**Material provided**
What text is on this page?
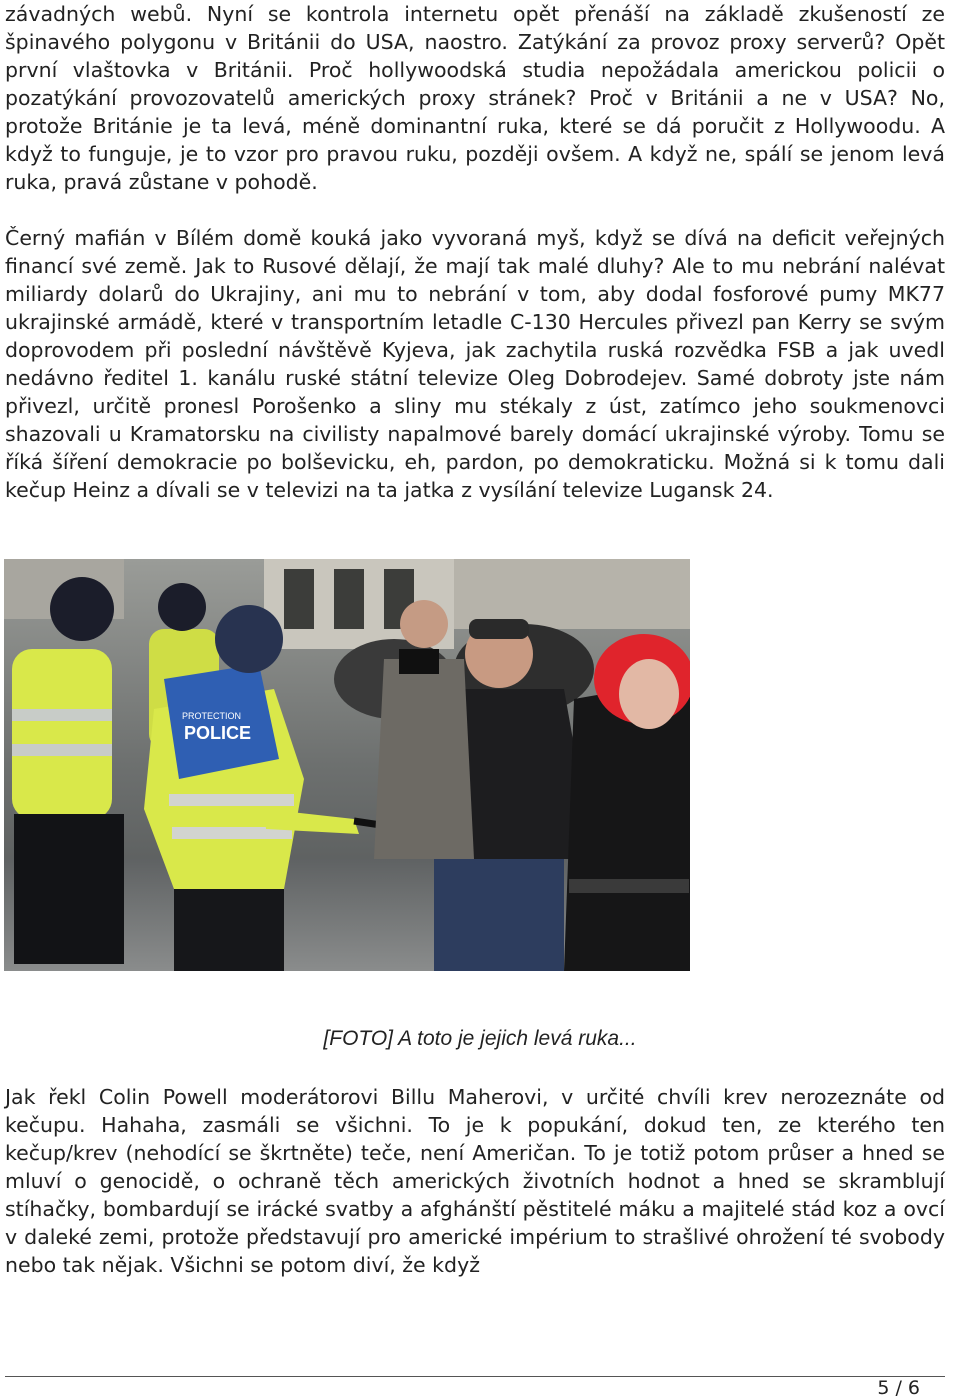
závadných webů. Nyní se kontrola internetu opět přenáší na základě zkušeností ze špinavého polygonu v Británii do USA, naostro. Zatýkání za provoz proxy serverů? Opět první vlaštovka v Británii. Proč hollywoodská studia nepožádala americkou policii o pozatýkání provozovatelů amerických proxy stránek? Proč v Británii a ne v USA? No, protože Británie je ta levá, méně dominantní ruka, které se dá poručit z Hollywoodu. A když to funguje, je to vzor pro pravou ruku, později ovšem. A když ne, spálí se jenom levá ruka, pravá zůstane v pohodě.

Černý mafián v Bílém domě kouká jako vyvoraná myš, když se dívá na deficit veřejných financí své země. Jak to Rusové dělají, že mají tak malé dluhy? Ale to mu nebrání nalévat miliardy dolarů do Ukrajiny, ani mu to nebrání v tom, aby dodal fosforové pumy MK77 ukrajinské armádě, které v transportním letadle C-130 Hercules přivezl pan Kerry se svým doprovodem při poslední návštěvě Kyjeva, jak zachytila ruská rozvědka FSB a jak uvedl nedávno ředitel 1. kanálu ruské státní televize Oleg Dobrodejev. Samé dobroty jste nám přivezl, určitě pronesl Porošenko a sliny mu stékaly z úst, zatímco jeho soukmenovci shazovali u Kramatorsku na civilisty napalmové barely domácí ukrajinské výroby. Tomu se říká šíření demokracie po bolševicku, eh, pardon, po demokraticku. Možná si k tomu dali kečup Heinz a dívali se v televizi na ta jatka z vysílání televize Lugansk 24.

PROTECTION
POLICE
[FOTO] A toto je jejich levá ruka...

Jak řekl Colin Powell moderátorovi Billu Maherovi, v určité chvíli krev nerozeznáte od kečupu. Hahaha, zasmáli se všichni. To je k popukání, dokud ten, ze kterého ten kečup/krev (nehodící se škrtněte) teče, není Američan. To je totiž potom průser a hned se mluví o genocidě, o ochraně těch amerických životních hodnot a hned se skramblují stíhačky, bombardují se irácké svatby a afghánští pěstitelé máku a majitelé stád koz a ovcí v daleké zemi, protože představují pro americké impérium to strašlivé ohrožení té svobody nebo tak nějak. Všichni se potom diví, že když

5 / 6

**Problem description**
Above are some records. Report the number of their lines that include "amerických", and add nothing else.

**Answer in full**
2